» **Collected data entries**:

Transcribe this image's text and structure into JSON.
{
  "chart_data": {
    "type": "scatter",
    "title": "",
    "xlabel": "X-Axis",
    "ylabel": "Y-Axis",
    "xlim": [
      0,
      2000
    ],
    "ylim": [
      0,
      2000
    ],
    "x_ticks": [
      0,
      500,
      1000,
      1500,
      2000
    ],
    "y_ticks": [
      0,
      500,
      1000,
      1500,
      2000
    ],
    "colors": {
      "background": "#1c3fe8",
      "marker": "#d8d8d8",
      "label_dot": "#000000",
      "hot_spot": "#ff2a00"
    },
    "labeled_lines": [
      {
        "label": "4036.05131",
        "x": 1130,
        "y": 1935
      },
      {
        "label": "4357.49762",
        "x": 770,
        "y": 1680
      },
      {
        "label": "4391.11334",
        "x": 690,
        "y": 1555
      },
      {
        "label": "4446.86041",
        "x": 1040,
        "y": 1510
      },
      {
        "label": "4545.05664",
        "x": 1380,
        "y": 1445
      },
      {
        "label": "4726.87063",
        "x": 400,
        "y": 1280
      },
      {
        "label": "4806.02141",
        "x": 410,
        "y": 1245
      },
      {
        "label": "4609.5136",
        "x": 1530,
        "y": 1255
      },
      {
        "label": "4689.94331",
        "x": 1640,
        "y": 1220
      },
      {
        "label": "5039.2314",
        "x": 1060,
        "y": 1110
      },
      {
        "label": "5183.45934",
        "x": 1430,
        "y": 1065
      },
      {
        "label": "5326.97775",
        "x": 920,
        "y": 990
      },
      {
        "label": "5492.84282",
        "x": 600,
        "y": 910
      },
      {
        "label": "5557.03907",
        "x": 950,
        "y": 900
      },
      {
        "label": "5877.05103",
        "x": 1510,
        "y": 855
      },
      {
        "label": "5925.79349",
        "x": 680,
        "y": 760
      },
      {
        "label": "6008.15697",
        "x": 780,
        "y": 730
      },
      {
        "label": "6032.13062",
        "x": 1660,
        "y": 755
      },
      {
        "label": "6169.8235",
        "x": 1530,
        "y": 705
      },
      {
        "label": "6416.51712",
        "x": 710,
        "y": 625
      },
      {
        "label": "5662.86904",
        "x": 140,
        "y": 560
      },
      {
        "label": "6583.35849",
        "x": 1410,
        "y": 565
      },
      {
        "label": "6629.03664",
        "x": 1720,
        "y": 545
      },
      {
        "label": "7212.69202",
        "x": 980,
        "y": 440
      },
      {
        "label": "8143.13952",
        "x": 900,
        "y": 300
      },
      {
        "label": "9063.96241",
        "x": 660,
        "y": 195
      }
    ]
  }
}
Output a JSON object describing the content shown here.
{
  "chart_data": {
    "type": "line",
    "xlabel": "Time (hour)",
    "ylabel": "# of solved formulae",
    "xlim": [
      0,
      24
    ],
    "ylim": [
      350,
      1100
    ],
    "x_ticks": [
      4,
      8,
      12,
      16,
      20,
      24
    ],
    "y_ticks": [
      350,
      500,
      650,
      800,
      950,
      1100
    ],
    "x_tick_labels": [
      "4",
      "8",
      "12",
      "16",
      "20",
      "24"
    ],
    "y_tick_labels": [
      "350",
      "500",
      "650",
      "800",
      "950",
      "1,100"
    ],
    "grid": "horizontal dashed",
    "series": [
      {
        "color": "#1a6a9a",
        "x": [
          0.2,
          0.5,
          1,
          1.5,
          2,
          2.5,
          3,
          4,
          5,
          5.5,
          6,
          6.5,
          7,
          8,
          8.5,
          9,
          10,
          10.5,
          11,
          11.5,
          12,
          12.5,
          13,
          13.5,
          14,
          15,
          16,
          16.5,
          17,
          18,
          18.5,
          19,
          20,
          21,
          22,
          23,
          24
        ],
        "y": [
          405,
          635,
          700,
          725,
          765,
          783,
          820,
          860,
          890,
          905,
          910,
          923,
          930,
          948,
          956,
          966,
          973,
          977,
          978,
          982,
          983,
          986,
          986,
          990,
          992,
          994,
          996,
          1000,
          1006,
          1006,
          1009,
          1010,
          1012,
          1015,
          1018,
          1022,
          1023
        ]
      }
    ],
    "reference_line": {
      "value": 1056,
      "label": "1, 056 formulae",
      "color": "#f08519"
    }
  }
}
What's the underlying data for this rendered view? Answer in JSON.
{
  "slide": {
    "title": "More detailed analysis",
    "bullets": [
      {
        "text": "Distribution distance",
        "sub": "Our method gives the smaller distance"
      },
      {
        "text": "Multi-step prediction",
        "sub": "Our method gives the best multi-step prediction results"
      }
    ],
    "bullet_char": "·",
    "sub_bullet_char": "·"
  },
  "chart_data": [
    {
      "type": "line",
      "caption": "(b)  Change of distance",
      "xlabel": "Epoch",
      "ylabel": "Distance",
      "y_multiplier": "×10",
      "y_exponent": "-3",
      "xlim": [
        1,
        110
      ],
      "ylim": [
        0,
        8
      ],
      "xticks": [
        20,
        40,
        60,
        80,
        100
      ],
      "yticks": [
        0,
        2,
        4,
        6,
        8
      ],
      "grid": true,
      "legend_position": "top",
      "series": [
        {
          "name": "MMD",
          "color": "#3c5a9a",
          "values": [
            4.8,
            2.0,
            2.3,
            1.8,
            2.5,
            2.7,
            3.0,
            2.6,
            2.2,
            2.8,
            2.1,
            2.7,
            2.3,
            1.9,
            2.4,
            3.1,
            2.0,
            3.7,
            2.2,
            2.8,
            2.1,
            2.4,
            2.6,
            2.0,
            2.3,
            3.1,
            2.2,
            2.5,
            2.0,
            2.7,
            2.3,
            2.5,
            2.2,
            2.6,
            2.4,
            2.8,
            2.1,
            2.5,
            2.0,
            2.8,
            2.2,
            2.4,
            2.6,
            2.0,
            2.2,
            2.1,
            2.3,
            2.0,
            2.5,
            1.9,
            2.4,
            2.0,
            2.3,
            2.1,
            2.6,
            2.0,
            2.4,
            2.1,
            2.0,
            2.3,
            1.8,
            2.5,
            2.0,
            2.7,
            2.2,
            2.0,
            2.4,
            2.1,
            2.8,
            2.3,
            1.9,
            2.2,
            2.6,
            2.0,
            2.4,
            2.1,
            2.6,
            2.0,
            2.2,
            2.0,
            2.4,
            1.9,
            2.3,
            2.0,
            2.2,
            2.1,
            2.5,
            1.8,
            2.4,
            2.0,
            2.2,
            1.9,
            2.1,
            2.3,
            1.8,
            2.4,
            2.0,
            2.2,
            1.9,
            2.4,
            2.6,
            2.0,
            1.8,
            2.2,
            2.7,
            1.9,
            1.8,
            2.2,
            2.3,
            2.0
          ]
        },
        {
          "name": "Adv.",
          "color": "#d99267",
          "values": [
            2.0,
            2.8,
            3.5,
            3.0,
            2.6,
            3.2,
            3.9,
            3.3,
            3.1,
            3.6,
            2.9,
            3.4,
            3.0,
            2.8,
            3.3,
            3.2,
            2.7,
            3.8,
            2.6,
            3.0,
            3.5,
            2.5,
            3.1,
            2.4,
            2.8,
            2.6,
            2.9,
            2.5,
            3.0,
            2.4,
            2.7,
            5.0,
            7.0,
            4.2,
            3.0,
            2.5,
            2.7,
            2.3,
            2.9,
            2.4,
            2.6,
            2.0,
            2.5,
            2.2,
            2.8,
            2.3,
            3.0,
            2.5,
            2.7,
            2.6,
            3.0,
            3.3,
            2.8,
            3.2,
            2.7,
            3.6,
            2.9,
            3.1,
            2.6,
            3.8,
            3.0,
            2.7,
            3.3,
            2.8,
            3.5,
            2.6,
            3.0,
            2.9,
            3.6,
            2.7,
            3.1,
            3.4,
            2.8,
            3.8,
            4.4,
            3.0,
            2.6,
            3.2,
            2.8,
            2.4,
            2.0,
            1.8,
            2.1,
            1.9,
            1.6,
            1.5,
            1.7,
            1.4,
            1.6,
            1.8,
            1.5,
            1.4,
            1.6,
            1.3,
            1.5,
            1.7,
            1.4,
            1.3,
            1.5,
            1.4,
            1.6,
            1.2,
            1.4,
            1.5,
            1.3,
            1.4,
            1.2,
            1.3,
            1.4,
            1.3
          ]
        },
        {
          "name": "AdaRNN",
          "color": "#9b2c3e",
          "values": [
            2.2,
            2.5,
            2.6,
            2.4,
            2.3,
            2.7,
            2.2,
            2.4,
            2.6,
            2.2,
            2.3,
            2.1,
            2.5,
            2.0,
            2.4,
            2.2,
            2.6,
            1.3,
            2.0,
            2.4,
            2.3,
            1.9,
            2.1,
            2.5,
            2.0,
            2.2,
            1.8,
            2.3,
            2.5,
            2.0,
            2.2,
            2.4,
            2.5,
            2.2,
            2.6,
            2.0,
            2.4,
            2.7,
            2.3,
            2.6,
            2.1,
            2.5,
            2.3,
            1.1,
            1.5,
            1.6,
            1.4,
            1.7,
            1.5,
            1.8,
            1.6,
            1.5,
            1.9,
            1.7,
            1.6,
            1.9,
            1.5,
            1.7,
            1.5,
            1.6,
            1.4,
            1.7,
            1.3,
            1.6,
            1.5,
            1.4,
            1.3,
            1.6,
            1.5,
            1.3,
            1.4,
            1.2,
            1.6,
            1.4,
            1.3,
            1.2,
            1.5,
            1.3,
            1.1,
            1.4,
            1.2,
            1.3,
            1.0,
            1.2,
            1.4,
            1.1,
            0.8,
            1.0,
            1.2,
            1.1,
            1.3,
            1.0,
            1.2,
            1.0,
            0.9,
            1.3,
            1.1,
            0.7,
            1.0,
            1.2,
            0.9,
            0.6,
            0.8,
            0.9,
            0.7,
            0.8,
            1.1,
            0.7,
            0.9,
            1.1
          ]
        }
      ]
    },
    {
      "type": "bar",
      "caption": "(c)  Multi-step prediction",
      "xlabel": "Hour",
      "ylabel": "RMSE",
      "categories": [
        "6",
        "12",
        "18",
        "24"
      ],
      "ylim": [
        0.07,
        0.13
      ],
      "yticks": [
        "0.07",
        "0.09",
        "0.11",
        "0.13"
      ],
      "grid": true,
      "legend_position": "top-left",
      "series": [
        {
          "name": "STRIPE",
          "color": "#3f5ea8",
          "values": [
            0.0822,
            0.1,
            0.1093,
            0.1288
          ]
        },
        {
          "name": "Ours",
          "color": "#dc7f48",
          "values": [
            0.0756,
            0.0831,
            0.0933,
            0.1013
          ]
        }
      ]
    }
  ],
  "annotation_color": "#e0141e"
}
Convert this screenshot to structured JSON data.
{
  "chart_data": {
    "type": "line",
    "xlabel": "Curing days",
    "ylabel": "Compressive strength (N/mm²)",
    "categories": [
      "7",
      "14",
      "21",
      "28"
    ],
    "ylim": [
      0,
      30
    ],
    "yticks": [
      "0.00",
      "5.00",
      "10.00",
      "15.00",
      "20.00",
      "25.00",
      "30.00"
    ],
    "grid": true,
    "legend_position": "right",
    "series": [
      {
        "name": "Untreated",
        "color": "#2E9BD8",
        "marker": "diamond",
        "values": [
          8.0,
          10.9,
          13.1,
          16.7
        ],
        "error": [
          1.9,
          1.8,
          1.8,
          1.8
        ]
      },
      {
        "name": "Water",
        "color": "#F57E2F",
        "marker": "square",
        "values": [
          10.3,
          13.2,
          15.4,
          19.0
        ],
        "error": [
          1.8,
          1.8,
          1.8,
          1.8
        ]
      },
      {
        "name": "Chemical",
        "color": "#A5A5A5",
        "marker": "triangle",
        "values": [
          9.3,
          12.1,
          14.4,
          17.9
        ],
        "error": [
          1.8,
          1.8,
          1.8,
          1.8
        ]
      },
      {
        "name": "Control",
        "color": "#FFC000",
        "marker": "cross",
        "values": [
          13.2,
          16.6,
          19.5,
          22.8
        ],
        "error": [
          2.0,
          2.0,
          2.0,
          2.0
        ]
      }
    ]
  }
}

» **Task details**: Show all lines above holding "xlabel".

» **Result**:
    "xlabel": "X-Axis",
    "xlabel": "Time (hour)",
      "xlabel": "Epoch",
      "xlabel": "Hour",
    "xlabel": "Curing days",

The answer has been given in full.